(Figure dataset records)
_ _ _ _ _
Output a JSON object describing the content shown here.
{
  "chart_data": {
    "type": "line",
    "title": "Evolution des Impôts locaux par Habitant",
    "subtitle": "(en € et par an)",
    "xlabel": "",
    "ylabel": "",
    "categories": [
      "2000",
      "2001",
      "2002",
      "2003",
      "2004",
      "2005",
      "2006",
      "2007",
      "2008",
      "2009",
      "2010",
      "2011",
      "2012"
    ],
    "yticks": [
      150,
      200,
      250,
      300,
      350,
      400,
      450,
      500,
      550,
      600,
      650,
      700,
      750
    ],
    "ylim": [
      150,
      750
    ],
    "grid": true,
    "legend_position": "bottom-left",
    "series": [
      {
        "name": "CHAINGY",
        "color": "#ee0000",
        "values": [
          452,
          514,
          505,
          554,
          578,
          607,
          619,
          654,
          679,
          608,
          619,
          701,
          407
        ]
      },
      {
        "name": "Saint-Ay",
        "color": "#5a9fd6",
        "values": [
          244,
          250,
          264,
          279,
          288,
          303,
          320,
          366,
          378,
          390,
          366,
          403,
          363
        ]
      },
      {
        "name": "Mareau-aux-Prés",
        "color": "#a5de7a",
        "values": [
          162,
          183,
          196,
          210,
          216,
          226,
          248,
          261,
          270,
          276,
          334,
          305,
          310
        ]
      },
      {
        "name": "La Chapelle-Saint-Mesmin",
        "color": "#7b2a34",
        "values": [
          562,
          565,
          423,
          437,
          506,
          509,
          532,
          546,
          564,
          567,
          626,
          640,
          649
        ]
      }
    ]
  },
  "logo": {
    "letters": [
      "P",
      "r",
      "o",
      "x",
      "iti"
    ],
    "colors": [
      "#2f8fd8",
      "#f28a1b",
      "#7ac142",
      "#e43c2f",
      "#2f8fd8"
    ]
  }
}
_ _ _ _ _
■ JOB:
How many lines of these entries contain "Saint"? Answer with the number and nothing else.

■ REPLY:
2